§ MATERIALS PROVIDED
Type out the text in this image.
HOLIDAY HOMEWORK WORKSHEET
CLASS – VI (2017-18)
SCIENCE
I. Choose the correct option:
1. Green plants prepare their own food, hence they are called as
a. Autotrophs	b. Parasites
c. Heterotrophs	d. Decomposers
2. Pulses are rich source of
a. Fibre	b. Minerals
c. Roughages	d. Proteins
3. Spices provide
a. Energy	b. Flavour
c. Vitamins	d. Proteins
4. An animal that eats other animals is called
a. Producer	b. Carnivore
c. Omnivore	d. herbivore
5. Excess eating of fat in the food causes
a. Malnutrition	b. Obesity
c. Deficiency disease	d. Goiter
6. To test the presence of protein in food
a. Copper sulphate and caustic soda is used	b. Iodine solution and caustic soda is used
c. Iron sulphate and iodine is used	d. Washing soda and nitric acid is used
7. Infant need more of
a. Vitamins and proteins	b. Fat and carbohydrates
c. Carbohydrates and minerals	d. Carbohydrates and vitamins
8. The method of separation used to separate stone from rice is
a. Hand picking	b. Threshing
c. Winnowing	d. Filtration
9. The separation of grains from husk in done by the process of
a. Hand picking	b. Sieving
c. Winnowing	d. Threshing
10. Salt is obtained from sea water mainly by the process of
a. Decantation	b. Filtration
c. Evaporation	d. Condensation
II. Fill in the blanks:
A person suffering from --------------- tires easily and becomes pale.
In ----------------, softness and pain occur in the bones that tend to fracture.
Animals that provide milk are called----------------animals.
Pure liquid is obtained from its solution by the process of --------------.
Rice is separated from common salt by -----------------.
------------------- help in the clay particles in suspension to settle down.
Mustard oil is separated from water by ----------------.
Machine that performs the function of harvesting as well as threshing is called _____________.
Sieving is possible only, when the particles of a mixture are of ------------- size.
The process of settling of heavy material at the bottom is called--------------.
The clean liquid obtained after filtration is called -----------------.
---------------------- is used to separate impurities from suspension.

§ WORK INSTRUCTIONS
Give the complete listing a second time, exactly as it reads.

§ SOLVED PROBLEM
Type out the text in this image.
HOLIDAY HOMEWORK WORKSHEET
CLASS – VI (2017-18)
SCIENCE
I. Choose the correct option:
1. Green plants prepare their own food, hence they are called as
a. Autotrophs	b. Parasites
c. Heterotrophs	d. Decomposers
2. Pulses are rich source of
a. Fibre	b. Minerals
c. Roughages	d. Proteins
3. Spices provide
a. Energy	b. Flavour
c. Vitamins	d. Proteins
4. An animal that eats other animals is called
a. Producer	b. Carnivore
c. Omnivore	d. herbivore
5. Excess eating of fat in the food causes
a. Malnutrition	b. Obesity
c. Deficiency disease	d. Goiter
6. To test the presence of protein in food
a. Copper sulphate and caustic soda is used	b. Iodine solution and caustic soda is used
c. Iron sulphate and iodine is used	d. Washing soda and nitric acid is used
7. Infant need more of
a. Vitamins and proteins	b. Fat and carbohydrates
c. Carbohydrates and minerals	d. Carbohydrates and vitamins
8. The method of separation used to separate stone from rice is
a. Hand picking	b. Threshing
c. Winnowing	d. Filtration
9. The separation of grains from husk in done by the process of
a. Hand picking	b. Sieving
c. Winnowing	d. Threshing
10. Salt is obtained from sea water mainly by the process of
a. Decantation	b. Filtration
c. Evaporation	d. Condensation
II. Fill in the blanks:
A person suffering from --------------- tires easily and becomes pale.
In ----------------, softness and pain occur in the bones that tend to fracture.
Animals that provide milk are called----------------animals.
Pure liquid is obtained from its solution by the process of --------------.
Rice is separated from common salt by -----------------.
------------------- help in the clay particles in suspension to settle down.
Mustard oil is separated from water by ----------------.
Machine that performs the function of harvesting as well as threshing is called _____________.
Sieving is possible only, when the particles of a mixture are of ------------- size.
The process of settling of heavy material at the bottom is called--------------.
The clean liquid obtained after filtration is called -----------------.
---------------------- is used to separate impurities from suspension.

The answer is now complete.